YOUR TASK:
Pick out all lines with the word "Posizione" from the records that follow.

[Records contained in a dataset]
'''

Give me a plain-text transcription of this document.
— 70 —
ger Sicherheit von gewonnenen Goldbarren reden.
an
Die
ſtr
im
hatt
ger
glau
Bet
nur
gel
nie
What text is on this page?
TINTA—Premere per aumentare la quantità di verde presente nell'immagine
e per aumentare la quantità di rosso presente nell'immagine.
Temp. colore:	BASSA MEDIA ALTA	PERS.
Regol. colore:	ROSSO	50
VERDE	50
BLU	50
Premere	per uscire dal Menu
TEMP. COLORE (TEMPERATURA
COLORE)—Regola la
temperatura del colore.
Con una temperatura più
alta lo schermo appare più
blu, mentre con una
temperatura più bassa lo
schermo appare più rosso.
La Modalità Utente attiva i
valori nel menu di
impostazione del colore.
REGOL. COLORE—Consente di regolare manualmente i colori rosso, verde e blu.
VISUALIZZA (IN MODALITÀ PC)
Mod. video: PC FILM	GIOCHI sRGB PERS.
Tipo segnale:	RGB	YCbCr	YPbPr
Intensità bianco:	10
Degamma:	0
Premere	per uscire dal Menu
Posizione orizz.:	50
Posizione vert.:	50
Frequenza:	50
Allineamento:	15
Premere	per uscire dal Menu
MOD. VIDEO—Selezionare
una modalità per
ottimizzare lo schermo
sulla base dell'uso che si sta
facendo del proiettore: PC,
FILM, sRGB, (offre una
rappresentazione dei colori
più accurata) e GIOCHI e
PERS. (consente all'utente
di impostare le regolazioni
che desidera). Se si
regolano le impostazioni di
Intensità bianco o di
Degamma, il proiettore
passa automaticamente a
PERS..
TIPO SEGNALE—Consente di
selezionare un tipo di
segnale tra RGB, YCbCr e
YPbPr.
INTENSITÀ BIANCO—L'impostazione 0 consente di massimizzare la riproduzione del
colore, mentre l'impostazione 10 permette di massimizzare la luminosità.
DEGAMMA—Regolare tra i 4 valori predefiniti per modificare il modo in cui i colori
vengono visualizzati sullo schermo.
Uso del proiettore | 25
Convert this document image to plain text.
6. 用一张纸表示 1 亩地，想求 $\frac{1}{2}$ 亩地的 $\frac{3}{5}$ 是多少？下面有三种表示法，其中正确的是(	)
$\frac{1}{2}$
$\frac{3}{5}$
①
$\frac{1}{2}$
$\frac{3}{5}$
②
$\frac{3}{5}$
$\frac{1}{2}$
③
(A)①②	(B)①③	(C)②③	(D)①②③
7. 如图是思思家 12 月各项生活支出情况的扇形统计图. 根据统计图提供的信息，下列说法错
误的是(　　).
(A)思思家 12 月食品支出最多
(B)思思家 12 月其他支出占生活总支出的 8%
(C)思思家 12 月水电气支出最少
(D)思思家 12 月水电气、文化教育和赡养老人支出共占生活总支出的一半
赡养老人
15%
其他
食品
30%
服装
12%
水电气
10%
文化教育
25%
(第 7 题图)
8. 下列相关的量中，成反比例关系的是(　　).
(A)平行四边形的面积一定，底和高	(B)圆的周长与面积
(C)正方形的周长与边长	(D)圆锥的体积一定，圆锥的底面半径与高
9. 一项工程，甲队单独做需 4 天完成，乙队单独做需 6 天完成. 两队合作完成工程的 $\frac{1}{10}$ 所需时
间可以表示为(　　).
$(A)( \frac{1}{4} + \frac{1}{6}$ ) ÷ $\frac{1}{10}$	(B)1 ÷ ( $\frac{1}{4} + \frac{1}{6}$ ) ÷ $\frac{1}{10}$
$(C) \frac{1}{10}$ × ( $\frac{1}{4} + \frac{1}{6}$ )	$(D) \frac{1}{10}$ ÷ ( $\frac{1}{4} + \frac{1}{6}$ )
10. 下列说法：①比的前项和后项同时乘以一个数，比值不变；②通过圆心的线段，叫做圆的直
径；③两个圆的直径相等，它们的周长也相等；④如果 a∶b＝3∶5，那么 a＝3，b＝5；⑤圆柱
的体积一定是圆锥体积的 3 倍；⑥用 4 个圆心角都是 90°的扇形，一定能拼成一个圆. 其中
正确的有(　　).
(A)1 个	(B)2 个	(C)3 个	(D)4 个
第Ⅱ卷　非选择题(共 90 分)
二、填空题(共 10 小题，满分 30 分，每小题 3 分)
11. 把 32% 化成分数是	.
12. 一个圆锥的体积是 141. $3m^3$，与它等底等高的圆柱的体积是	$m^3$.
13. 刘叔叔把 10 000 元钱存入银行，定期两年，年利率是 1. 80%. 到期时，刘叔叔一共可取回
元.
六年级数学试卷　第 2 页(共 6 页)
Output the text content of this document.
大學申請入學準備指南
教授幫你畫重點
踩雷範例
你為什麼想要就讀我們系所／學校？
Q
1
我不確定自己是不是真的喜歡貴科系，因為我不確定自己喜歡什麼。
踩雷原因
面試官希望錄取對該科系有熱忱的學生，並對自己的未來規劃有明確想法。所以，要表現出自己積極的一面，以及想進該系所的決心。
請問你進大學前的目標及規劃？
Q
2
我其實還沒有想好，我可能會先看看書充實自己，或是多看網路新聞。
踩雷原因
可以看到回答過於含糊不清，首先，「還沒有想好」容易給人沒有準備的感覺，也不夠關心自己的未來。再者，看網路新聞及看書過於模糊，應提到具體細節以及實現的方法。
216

'''

RESPONSE TO THE EXERCISE:
Posizione orizz.:	50
Posizione vert.:	50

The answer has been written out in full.